### Task directions
Every line in the following data that has "grammes" counts toward the total; state that total alone.

### Material shown
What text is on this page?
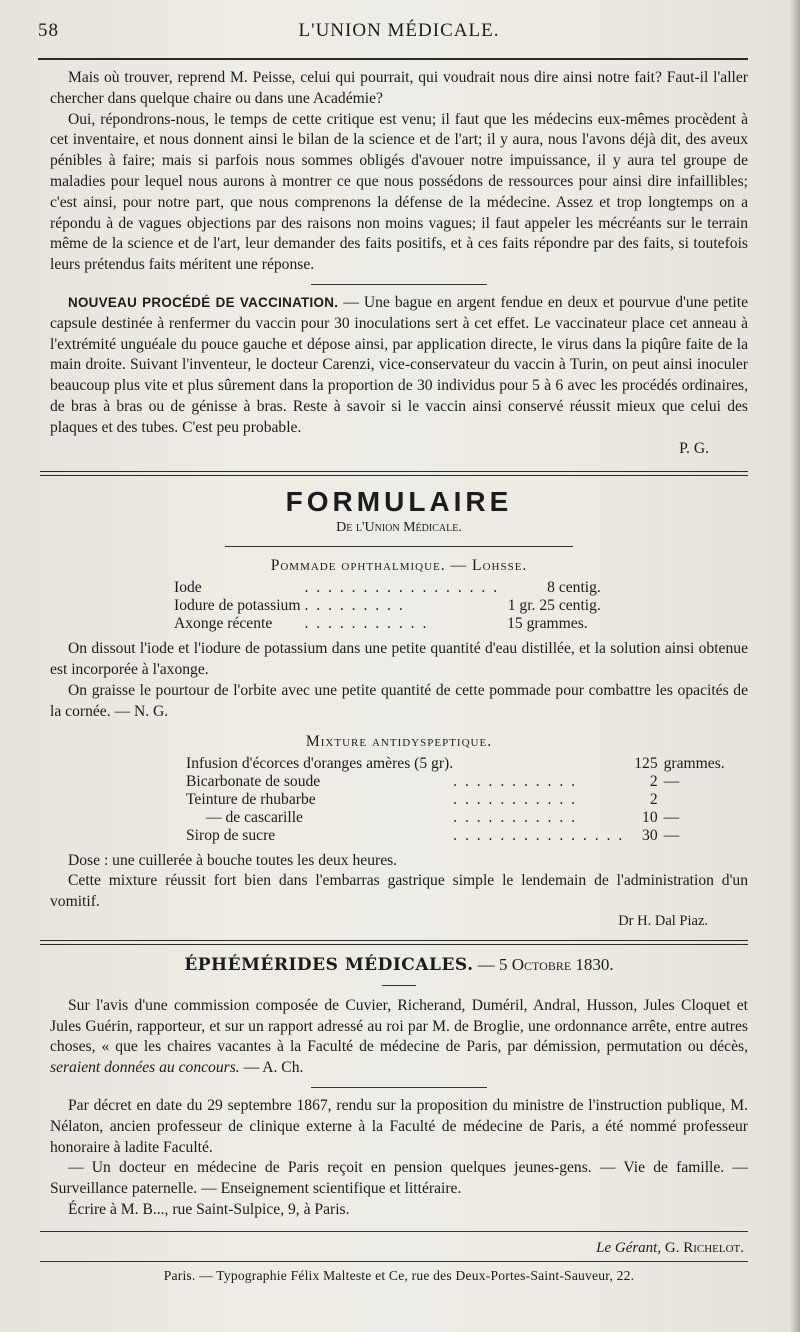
58	L'UNION MÉDICALE.

Mais où trouver, reprend M. Peisse, celui qui pourrait, qui voudrait nous dire ainsi notre fait? Faut-il l'aller chercher dans quelque chaire ou dans une Académie?

Oui, répondrons-nous, le temps de cette critique est venu; il faut que les médecins eux-mêmes procèdent à cet inventaire, et nous donnent ainsi le bilan de la science et de l'art; il y aura, nous l'avons déjà dit, des aveux pénibles à faire; mais si parfois nous sommes obligés d'avouer notre impuissance, il y aura tel groupe de maladies pour lequel nous aurons à montrer ce que nous possédons de ressources pour ainsi dire infaillibles; c'est ainsi, pour notre part, que nous comprenons la défense de la médecine. Assez et trop longtemps on a répondu à de vagues objections par des raisons non moins vagues; il faut appeler les mécréants sur le terrain même de la science et de l'art, leur demander des faits positifs, et à ces faits répondre par des faits, si toutefois leurs prétendus faits méritent une réponse.

NOUVEAU PROCÉDÉ DE VACCINATION. — Une bague en argent fendue en deux et pourvue d'une petite capsule destinée à renfermer du vaccin pour 30 inoculations sert à cet effet. Le vaccinateur place cet anneau à l'extrémité unguéale du pouce gauche et dépose ainsi, par application directe, le virus dans la piqûre faite de la main droite. Suivant l'inventeur, le docteur Carenzi, vice-conservateur du vaccin à Turin, on peut ainsi inoculer beaucoup plus vite et plus sûrement dans la proportion de 30 individus pour 5 à 6 avec les procédés ordinaires, de bras à bras ou de génisse à bras. Reste à savoir si le vaccin ainsi conservé réussit mieux que celui des plaques et des tubes. C'est peu probable.

P. G.

FORMULAIRE
De l'Union Médicale.
Pommade ophthalmique. — Lohsse.
Iode	. . . . . . . . . . . . . . . . .	8 centig.
Iodure de potassium	. . . . . . . . .	1 gr. 25 centig.
Axonge récente	. . . . . . . . . . .	15 grammes.

On dissout l'iode et l'iodure de potassium dans une petite quantité d'eau distillée, et la solution ainsi obtenue est incorporée à l'axonge.

On graisse le pourtour de l'orbite avec une petite quantité de cette pommade pour combattre les opacités de la cornée. — N. G.

Mixture antidyspeptique.
Infusion d'écorces d'oranges amères (5 gr).		125	grammes.
Bicarbonate de soude	. . . . . . . . . . .	2	—
Teinture de rhubarbe	. . . . . . . . . . .	2	
— de cascarille	. . . . . . . . . . .	10	—
Sirop de sucre	. . . . . . . . . . . . . . .	30	—

Dose : une cuillerée à bouche toutes les deux heures.

Cette mixture réussit fort bien dans l'embarras gastrique simple le lendemain de l'administration d'un vomitif.

Dr H. Dal Piaz.

ÉPHÉMÉRIDES MÉDICALES. — 5 Octobre 1830.

Sur l'avis d'une commission composée de Cuvier, Richerand, Duméril, Andral, Husson, Jules Cloquet et Jules Guérin, rapporteur, et sur un rapport adressé au roi par M. de Broglie, une ordonnance arrête, entre autres choses, « que les chaires vacantes à la Faculté de médecine de Paris, par démission, permutation ou décès, seraient données au concours. — A. Ch.

Par décret en date du 29 septembre 1867, rendu sur la proposition du ministre de l'instruction publique, M. Nélaton, ancien professeur de clinique externe à la Faculté de médecine de Paris, a été nommé professeur honoraire à ladite Faculté.

— Un docteur en médecine de Paris reçoit en pension quelques jeunes-gens. — Vie de famille. — Surveillance paternelle. — Enseignement scientifique et littéraire.

Écrire à M. B..., rue Saint-Sulpice, 9, à Paris.

Le Gérant, G. Richelot.
Paris. — Typographie Félix Malteste et Ce, rue des Deux-Portes-Saint-Sauveur, 22.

### Task solution
2